◆ **Given records**:
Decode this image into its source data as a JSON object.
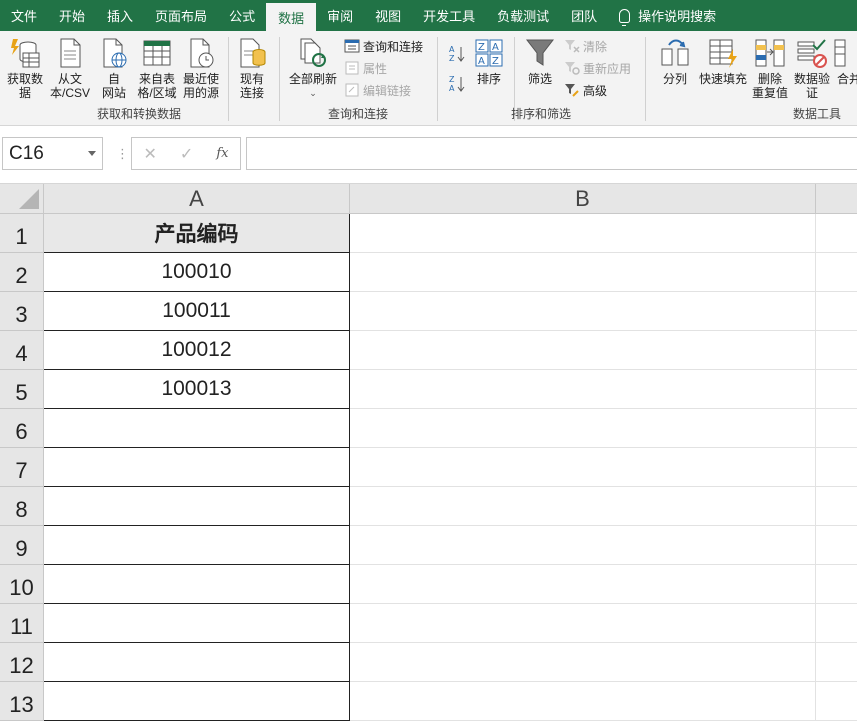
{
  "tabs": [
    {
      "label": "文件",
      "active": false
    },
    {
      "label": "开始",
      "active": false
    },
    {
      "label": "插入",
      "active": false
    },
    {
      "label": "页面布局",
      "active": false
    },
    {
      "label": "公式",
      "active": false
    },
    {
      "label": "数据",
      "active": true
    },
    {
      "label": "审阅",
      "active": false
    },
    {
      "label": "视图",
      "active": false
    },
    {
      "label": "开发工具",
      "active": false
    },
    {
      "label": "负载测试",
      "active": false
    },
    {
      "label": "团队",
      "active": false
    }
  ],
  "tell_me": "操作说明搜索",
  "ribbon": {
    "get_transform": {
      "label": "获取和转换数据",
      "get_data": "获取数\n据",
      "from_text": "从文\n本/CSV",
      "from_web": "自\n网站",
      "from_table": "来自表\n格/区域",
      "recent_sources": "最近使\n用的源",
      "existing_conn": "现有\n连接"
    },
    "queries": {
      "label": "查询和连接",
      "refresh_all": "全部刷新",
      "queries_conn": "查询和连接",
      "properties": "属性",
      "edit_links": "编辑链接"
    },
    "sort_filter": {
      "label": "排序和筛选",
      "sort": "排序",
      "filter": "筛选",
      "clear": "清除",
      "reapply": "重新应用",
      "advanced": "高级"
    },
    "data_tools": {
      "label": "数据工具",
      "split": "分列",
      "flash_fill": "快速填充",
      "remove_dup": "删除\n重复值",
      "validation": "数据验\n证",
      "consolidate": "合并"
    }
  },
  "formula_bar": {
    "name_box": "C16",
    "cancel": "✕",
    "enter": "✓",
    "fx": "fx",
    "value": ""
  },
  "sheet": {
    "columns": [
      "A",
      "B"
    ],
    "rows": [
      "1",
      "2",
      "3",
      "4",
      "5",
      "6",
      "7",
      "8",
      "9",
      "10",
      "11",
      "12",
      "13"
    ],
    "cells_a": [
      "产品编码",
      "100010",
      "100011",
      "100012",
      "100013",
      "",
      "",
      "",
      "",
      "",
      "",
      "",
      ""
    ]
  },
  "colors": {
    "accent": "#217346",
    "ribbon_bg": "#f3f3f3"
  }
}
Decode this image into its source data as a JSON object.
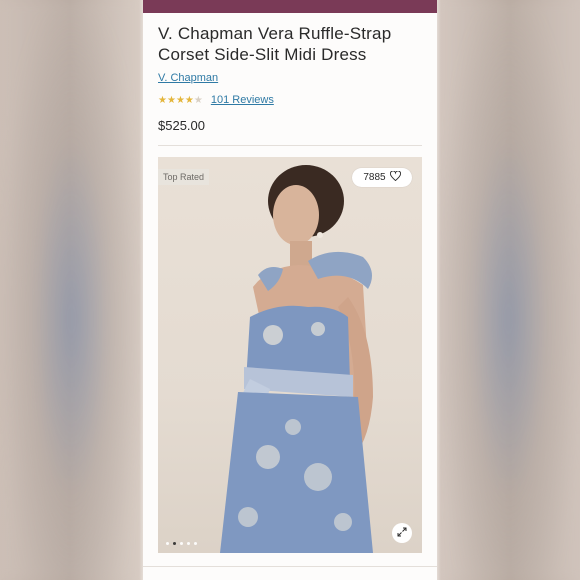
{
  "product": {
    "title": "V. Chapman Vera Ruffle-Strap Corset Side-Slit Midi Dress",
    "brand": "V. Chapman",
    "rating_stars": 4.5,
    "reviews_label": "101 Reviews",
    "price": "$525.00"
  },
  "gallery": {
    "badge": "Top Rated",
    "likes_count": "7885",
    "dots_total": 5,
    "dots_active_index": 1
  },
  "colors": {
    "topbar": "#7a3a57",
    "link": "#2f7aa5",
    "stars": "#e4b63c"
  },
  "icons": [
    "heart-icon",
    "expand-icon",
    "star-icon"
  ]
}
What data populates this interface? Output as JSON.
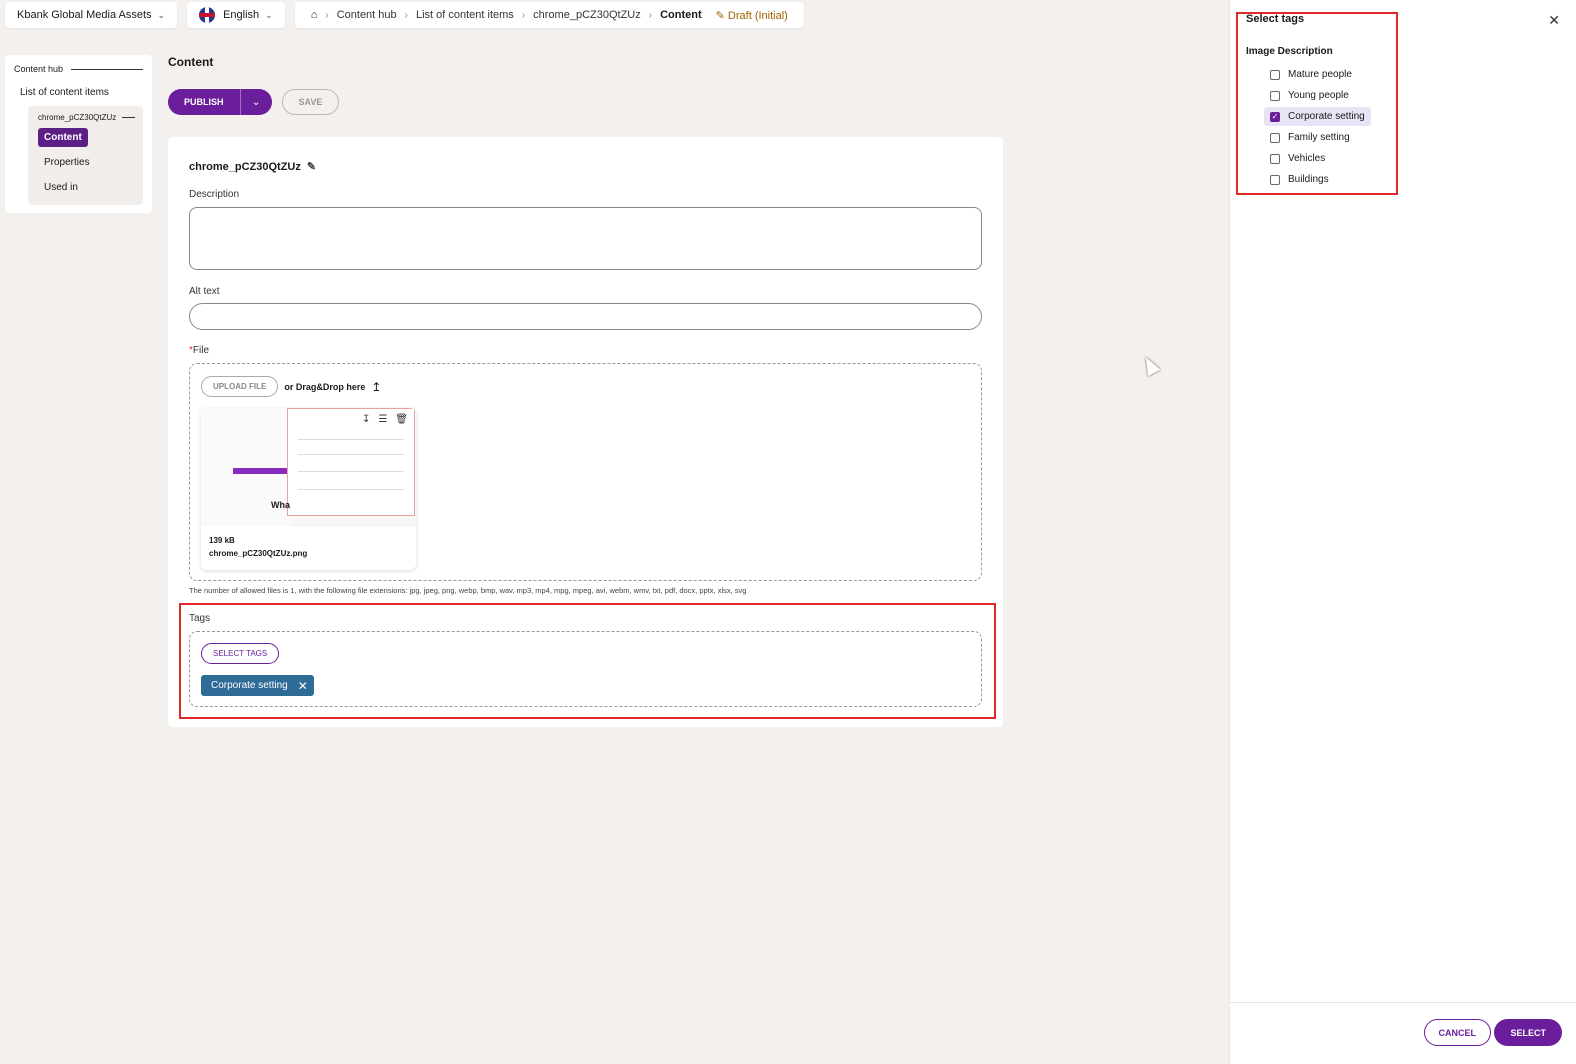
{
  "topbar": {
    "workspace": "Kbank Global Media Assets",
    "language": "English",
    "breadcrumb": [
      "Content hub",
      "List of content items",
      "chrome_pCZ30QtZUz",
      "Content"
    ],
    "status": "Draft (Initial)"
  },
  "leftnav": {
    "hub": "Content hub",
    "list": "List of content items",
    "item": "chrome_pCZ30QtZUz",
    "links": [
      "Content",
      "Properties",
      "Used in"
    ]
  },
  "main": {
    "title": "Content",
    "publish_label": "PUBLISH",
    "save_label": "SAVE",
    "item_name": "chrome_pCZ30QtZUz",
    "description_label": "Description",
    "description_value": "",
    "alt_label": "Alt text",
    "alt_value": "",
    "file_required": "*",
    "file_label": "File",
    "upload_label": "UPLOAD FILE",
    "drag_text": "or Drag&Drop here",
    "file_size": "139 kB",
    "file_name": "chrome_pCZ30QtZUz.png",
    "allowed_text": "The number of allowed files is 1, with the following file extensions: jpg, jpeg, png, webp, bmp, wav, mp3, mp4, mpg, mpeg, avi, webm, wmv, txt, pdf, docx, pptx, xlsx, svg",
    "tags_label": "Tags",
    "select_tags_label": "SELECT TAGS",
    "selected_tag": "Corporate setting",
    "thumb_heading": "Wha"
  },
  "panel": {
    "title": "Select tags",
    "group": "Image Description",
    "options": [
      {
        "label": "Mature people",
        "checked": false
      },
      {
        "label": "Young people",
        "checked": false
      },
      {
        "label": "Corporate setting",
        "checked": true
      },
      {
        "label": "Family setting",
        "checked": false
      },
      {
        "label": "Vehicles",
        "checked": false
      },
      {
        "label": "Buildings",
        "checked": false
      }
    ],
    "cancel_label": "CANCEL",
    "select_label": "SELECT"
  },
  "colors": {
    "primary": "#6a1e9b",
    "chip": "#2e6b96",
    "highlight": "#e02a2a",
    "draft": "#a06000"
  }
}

◆ **Your instructions**:
Transcribe every entry word for word, but omit the pictures.

◆ **Exercise response**:
Decode this image into its source data as a JSON object.
{
  "tabs": [
    {
      "label": "文件",
      "active": false
    },
    {
      "label": "开始",
      "active": false
    },
    {
      "label": "插入",
      "active": false
    },
    {
      "label": "页面布局",
      "active": false
    },
    {
      "label": "公式",
      "active": false
    },
    {
      "label": "数据",
      "active": true
    },
    {
      "label": "审阅",
      "active": false
    },
    {
      "label": "视图",
      "active": false
    },
    {
      "label": "开发工具",
      "active": false
    },
    {
      "label": "负载测试",
      "active": false
    },
    {
      "label": "团队",
      "active": false
    }
  ],
  "tell_me": "操作说明搜索",
  "ribbon": {
    "get_transform": {
      "label": "获取和转换数据",
      "get_data": "获取数\n据",
      "from_text": "从文\n本/CSV",
      "from_web": "自\n网站",
      "from_table": "来自表\n格/区域",
      "recent_sources": "最近使\n用的源",
      "existing_conn": "现有\n连接"
    },
    "queries": {
      "label": "查询和连接",
      "refresh_all": "全部刷新",
      "queries_conn": "查询和连接",
      "properties": "属性",
      "edit_links": "编辑链接"
    },
    "sort_filter": {
      "label": "排序和筛选",
      "sort": "排序",
      "filter": "筛选",
      "clear": "清除",
      "reapply": "重新应用",
      "advanced": "高级"
    },
    "data_tools": {
      "label": "数据工具",
      "split": "分列",
      "flash_fill": "快速填充",
      "remove_dup": "删除\n重复值",
      "validation": "数据验\n证",
      "consolidate": "合并"
    }
  },
  "formula_bar": {
    "name_box": "C16",
    "cancel": "✕",
    "enter": "✓",
    "fx": "fx",
    "value": ""
  },
  "sheet": {
    "columns": [
      "A",
      "B"
    ],
    "rows": [
      "1",
      "2",
      "3",
      "4",
      "5",
      "6",
      "7",
      "8",
      "9",
      "10",
      "11",
      "12",
      "13"
    ],
    "cells_a": [
      "产品编码",
      "100010",
      "100011",
      "100012",
      "100013",
      "",
      "",
      "",
      "",
      "",
      "",
      "",
      ""
    ]
  },
  "colors": {
    "accent": "#217346",
    "ribbon_bg": "#f3f3f3"
  }
}
Decode this image into its source data as a JSON object.
{
  "product": {
    "title": "V. Chapman Vera Ruffle-Strap Corset Side-Slit Midi Dress",
    "brand": "V. Chapman",
    "rating_stars": 4.5,
    "reviews_label": "101 Reviews",
    "price": "$525.00"
  },
  "gallery": {
    "badge": "Top Rated",
    "likes_count": "7885",
    "dots_total": 5,
    "dots_active_index": 1
  },
  "colors": {
    "topbar": "#7a3a57",
    "link": "#2f7aa5",
    "stars": "#e4b63c"
  },
  "icons": [
    "heart-icon",
    "expand-icon",
    "star-icon"
  ]
}
What data populates this interface? Output as JSON.
{
  "topbar": {
    "workspace": "Kbank Global Media Assets",
    "language": "English",
    "breadcrumb": [
      "Content hub",
      "List of content items",
      "chrome_pCZ30QtZUz",
      "Content"
    ],
    "status": "Draft (Initial)"
  },
  "leftnav": {
    "hub": "Content hub",
    "list": "List of content items",
    "item": "chrome_pCZ30QtZUz",
    "links": [
      "Content",
      "Properties",
      "Used in"
    ]
  },
  "main": {
    "title": "Content",
    "publish_label": "PUBLISH",
    "save_label": "SAVE",
    "item_name": "chrome_pCZ30QtZUz",
    "description_label": "Description",
    "description_value": "",
    "alt_label": "Alt text",
    "alt_value": "",
    "file_required": "*",
    "file_label": "File",
    "upload_label": "UPLOAD FILE",
    "drag_text": "or Drag&Drop here",
    "file_size": "139 kB",
    "file_name": "chrome_pCZ30QtZUz.png",
    "allowed_text": "The number of allowed files is 1, with the following file extensions: jpg, jpeg, png, webp, bmp, wav, mp3, mp4, mpg, mpeg, avi, webm, wmv, txt, pdf, docx, pptx, xlsx, svg",
    "tags_label": "Tags",
    "select_tags_label": "SELECT TAGS",
    "selected_tag": "Corporate setting",
    "thumb_heading": "Wha"
  },
  "panel": {
    "title": "Select tags",
    "group": "Image Description",
    "options": [
      {
        "label": "Mature people",
        "checked": false
      },
      {
        "label": "Young people",
        "checked": false
      },
      {
        "label": "Corporate setting",
        "checked": true
      },
      {
        "label": "Family setting",
        "checked": false
      },
      {
        "label": "Vehicles",
        "checked": false
      },
      {
        "label": "Buildings",
        "checked": false
      }
    ],
    "cancel_label": "CANCEL",
    "select_label": "SELECT"
  },
  "colors": {
    "primary": "#6a1e9b",
    "chip": "#2e6b96",
    "highlight": "#e02a2a",
    "draft": "#a06000"
  }
}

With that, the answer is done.